(Figure contents as structured data)
==*==
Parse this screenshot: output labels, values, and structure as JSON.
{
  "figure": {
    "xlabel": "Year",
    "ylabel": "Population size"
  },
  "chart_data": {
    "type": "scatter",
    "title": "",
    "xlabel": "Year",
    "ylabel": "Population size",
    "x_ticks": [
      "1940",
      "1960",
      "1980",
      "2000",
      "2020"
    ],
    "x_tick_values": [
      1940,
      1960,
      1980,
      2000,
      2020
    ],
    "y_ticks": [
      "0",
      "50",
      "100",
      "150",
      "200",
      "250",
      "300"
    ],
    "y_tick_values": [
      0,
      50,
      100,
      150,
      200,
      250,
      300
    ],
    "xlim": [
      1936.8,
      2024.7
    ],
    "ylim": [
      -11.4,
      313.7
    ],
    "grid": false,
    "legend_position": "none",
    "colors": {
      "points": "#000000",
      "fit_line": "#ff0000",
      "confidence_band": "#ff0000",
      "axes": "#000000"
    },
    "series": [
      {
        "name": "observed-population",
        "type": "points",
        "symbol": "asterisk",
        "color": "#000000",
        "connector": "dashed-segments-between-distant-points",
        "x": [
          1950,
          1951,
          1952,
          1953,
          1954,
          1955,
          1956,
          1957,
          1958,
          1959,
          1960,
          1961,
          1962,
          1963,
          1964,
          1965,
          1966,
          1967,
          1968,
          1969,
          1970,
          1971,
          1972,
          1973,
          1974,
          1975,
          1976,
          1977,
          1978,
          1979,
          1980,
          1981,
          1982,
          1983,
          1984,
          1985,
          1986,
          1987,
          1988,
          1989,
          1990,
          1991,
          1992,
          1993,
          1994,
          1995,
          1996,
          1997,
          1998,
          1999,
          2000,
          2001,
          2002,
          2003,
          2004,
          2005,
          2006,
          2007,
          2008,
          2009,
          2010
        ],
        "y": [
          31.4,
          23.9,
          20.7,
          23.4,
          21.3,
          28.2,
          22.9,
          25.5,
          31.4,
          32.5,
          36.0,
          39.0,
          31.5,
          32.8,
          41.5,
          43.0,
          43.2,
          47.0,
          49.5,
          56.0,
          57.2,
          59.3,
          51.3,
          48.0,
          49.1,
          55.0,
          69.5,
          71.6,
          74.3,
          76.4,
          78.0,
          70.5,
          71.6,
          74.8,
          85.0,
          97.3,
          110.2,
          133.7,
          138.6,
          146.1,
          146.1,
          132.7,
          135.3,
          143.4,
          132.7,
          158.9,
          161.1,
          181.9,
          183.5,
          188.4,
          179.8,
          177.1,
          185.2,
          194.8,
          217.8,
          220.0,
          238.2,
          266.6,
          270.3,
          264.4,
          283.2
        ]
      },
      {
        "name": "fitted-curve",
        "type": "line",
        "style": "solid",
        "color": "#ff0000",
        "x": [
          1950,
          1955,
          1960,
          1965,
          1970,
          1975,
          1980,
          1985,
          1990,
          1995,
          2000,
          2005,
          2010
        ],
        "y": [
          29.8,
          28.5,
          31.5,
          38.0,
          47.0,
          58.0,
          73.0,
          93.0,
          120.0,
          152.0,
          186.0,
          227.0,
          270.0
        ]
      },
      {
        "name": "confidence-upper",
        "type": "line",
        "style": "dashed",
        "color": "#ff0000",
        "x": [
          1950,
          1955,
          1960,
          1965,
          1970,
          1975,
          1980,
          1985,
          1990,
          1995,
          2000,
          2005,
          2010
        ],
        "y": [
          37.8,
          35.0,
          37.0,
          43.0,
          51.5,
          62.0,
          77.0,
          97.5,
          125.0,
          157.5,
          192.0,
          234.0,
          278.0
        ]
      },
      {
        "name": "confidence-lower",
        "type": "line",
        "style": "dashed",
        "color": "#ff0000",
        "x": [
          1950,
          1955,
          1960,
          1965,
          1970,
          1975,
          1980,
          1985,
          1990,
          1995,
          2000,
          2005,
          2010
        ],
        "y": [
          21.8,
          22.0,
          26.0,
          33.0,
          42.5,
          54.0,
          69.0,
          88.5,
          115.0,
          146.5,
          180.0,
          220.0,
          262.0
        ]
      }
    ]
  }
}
==*==
▸ Task to complete
Repeat all of the entries exactly.

▸ Exercise response
Parse this screenshot: output labels, values, and structure as JSON.
{
  "figure": {
    "xlabel": "Year",
    "ylabel": "Population size"
  },
  "chart_data": {
    "type": "scatter",
    "title": "",
    "xlabel": "Year",
    "ylabel": "Population size",
    "x_ticks": [
      "1940",
      "1960",
      "1980",
      "2000",
      "2020"
    ],
    "x_tick_values": [
      1940,
      1960,
      1980,
      2000,
      2020
    ],
    "y_ticks": [
      "0",
      "50",
      "100",
      "150",
      "200",
      "250",
      "300"
    ],
    "y_tick_values": [
      0,
      50,
      100,
      150,
      200,
      250,
      300
    ],
    "xlim": [
      1936.8,
      2024.7
    ],
    "ylim": [
      -11.4,
      313.7
    ],
    "grid": false,
    "legend_position": "none",
    "colors": {
      "points": "#000000",
      "fit_line": "#ff0000",
      "confidence_band": "#ff0000",
      "axes": "#000000"
    },
    "series": [
      {
        "name": "observed-population",
        "type": "points",
        "symbol": "asterisk",
        "color": "#000000",
        "connector": "dashed-segments-between-distant-points",
        "x": [
          1950,
          1951,
          1952,
          1953,
          1954,
          1955,
          1956,
          1957,
          1958,
          1959,
          1960,
          1961,
          1962,
          1963,
          1964,
          1965,
          1966,
          1967,
          1968,
          1969,
          1970,
          1971,
          1972,
          1973,
          1974,
          1975,
          1976,
          1977,
          1978,
          1979,
          1980,
          1981,
          1982,
          1983,
          1984,
          1985,
          1986,
          1987,
          1988,
          1989,
          1990,
          1991,
          1992,
          1993,
          1994,
          1995,
          1996,
          1997,
          1998,
          1999,
          2000,
          2001,
          2002,
          2003,
          2004,
          2005,
          2006,
          2007,
          2008,
          2009,
          2010
        ],
        "y": [
          31.4,
          23.9,
          20.7,
          23.4,
          21.3,
          28.2,
          22.9,
          25.5,
          31.4,
          32.5,
          36.0,
          39.0,
          31.5,
          32.8,
          41.5,
          43.0,
          43.2,
          47.0,
          49.5,
          56.0,
          57.2,
          59.3,
          51.3,
          48.0,
          49.1,
          55.0,
          69.5,
          71.6,
          74.3,
          76.4,
          78.0,
          70.5,
          71.6,
          74.8,
          85.0,
          97.3,
          110.2,
          133.7,
          138.6,
          146.1,
          146.1,
          132.7,
          135.3,
          143.4,
          132.7,
          158.9,
          161.1,
          181.9,
          183.5,
          188.4,
          179.8,
          177.1,
          185.2,
          194.8,
          217.8,
          220.0,
          238.2,
          266.6,
          270.3,
          264.4,
          283.2
        ]
      },
      {
        "name": "fitted-curve",
        "type": "line",
        "style": "solid",
        "color": "#ff0000",
        "x": [
          1950,
          1955,
          1960,
          1965,
          1970,
          1975,
          1980,
          1985,
          1990,
          1995,
          2000,
          2005,
          2010
        ],
        "y": [
          29.8,
          28.5,
          31.5,
          38.0,
          47.0,
          58.0,
          73.0,
          93.0,
          120.0,
          152.0,
          186.0,
          227.0,
          270.0
        ]
      },
      {
        "name": "confidence-upper",
        "type": "line",
        "style": "dashed",
        "color": "#ff0000",
        "x": [
          1950,
          1955,
          1960,
          1965,
          1970,
          1975,
          1980,
          1985,
          1990,
          1995,
          2000,
          2005,
          2010
        ],
        "y": [
          37.8,
          35.0,
          37.0,
          43.0,
          51.5,
          62.0,
          77.0,
          97.5,
          125.0,
          157.5,
          192.0,
          234.0,
          278.0
        ]
      },
      {
        "name": "confidence-lower",
        "type": "line",
        "style": "dashed",
        "color": "#ff0000",
        "x": [
          1950,
          1955,
          1960,
          1965,
          1970,
          1975,
          1980,
          1985,
          1990,
          1995,
          2000,
          2005,
          2010
        ],
        "y": [
          21.8,
          22.0,
          26.0,
          33.0,
          42.5,
          54.0,
          69.0,
          88.5,
          115.0,
          146.5,
          180.0,
          220.0,
          262.0
        ]
      }
    ]
  }
}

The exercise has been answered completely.